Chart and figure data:
☆ ☆ ☆ ☆ ☆ ☆ ☆

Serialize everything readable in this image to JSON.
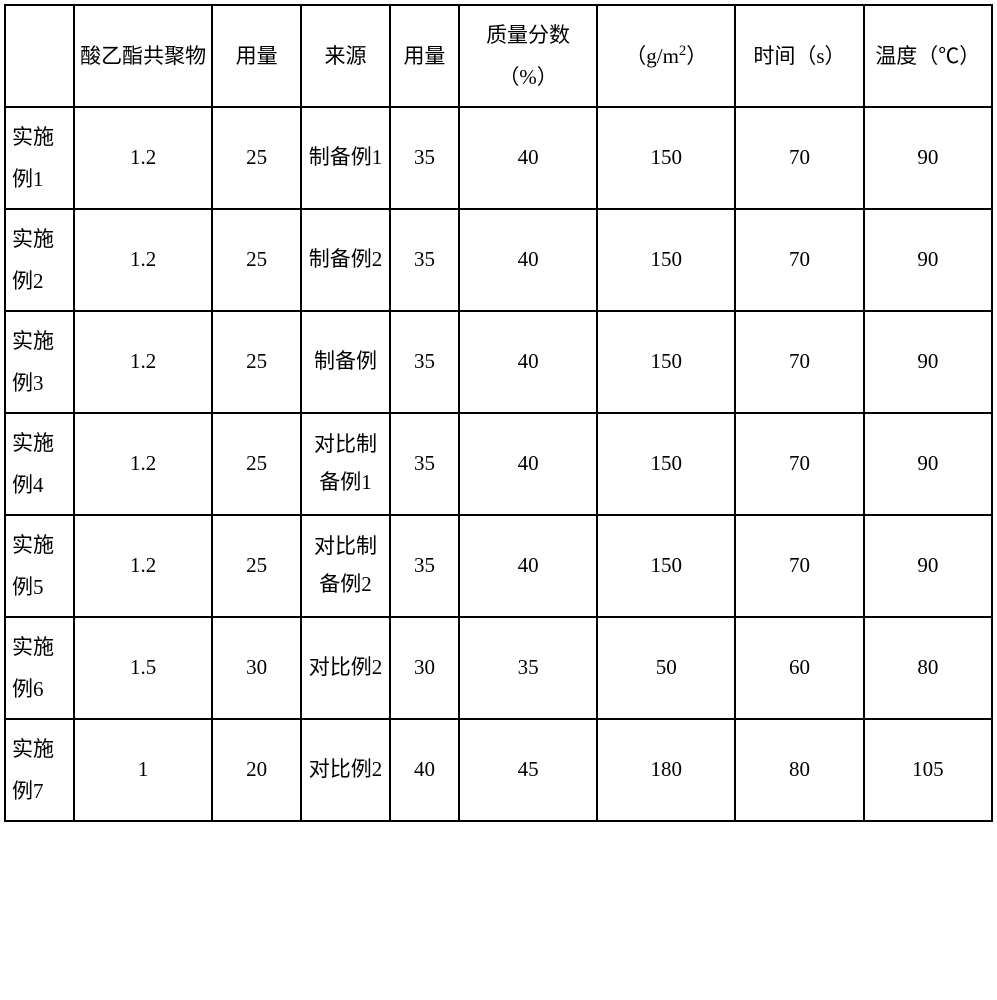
{
  "table": {
    "columns": [
      {
        "label": "",
        "width": "7%"
      },
      {
        "label": "酸乙酯共聚物",
        "width": "14%"
      },
      {
        "label": "用量",
        "width": "9%"
      },
      {
        "label": "来源",
        "width": "9%"
      },
      {
        "label": "用量",
        "width": "7%"
      },
      {
        "label": "质量分数（%）",
        "width": "14%"
      },
      {
        "label_html": "（g/m²）",
        "width": "14%"
      },
      {
        "label": "时间（s）",
        "width": "13%"
      },
      {
        "label": "温度（℃）",
        "width": "13%"
      }
    ],
    "rows": [
      {
        "label": "实施例1",
        "cells": [
          "1.2",
          "25",
          "制备例1",
          "35",
          "40",
          "150",
          "70",
          "90"
        ]
      },
      {
        "label": "实施例2",
        "cells": [
          "1.2",
          "25",
          "制备例2",
          "35",
          "40",
          "150",
          "70",
          "90"
        ]
      },
      {
        "label": "实施例3",
        "cells": [
          "1.2",
          "25",
          "制备例",
          "35",
          "40",
          "150",
          "70",
          "90"
        ]
      },
      {
        "label": "实施例4",
        "cells": [
          "1.2",
          "25",
          "对比制备例1",
          "35",
          "40",
          "150",
          "70",
          "90"
        ]
      },
      {
        "label": "实施例5",
        "cells": [
          "1.2",
          "25",
          "对比制备例2",
          "35",
          "40",
          "150",
          "70",
          "90"
        ]
      },
      {
        "label": "实施例6",
        "cells": [
          "1.5",
          "30",
          "对比例2",
          "30",
          "35",
          "50",
          "60",
          "80"
        ]
      },
      {
        "label": "实施例7",
        "cells": [
          "1",
          "20",
          "对比例2",
          "40",
          "45",
          "180",
          "80",
          "105"
        ]
      }
    ],
    "font_size": 21,
    "border_color": "#000000",
    "background_color": "#ffffff",
    "text_color": "#000000"
  }
}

☆ ☆ ☆ ☆ ☆ ☆ ☆

**Stated problem**. Pictures are excluded; copy all other data exactly as shown.

**Solved exercise**.
Serialize everything readable in this image to JSON.
{
  "table": {
    "columns": [
      {
        "label": "",
        "width": "7%"
      },
      {
        "label": "酸乙酯共聚物",
        "width": "14%"
      },
      {
        "label": "用量",
        "width": "9%"
      },
      {
        "label": "来源",
        "width": "9%"
      },
      {
        "label": "用量",
        "width": "7%"
      },
      {
        "label": "质量分数（%）",
        "width": "14%"
      },
      {
        "label_html": "（g/m²）",
        "width": "14%"
      },
      {
        "label": "时间（s）",
        "width": "13%"
      },
      {
        "label": "温度（℃）",
        "width": "13%"
      }
    ],
    "rows": [
      {
        "label": "实施例1",
        "cells": [
          "1.2",
          "25",
          "制备例1",
          "35",
          "40",
          "150",
          "70",
          "90"
        ]
      },
      {
        "label": "实施例2",
        "cells": [
          "1.2",
          "25",
          "制备例2",
          "35",
          "40",
          "150",
          "70",
          "90"
        ]
      },
      {
        "label": "实施例3",
        "cells": [
          "1.2",
          "25",
          "制备例",
          "35",
          "40",
          "150",
          "70",
          "90"
        ]
      },
      {
        "label": "实施例4",
        "cells": [
          "1.2",
          "25",
          "对比制备例1",
          "35",
          "40",
          "150",
          "70",
          "90"
        ]
      },
      {
        "label": "实施例5",
        "cells": [
          "1.2",
          "25",
          "对比制备例2",
          "35",
          "40",
          "150",
          "70",
          "90"
        ]
      },
      {
        "label": "实施例6",
        "cells": [
          "1.5",
          "30",
          "对比例2",
          "30",
          "35",
          "50",
          "60",
          "80"
        ]
      },
      {
        "label": "实施例7",
        "cells": [
          "1",
          "20",
          "对比例2",
          "40",
          "45",
          "180",
          "80",
          "105"
        ]
      }
    ],
    "font_size": 21,
    "border_color": "#000000",
    "background_color": "#ffffff",
    "text_color": "#000000"
  }
}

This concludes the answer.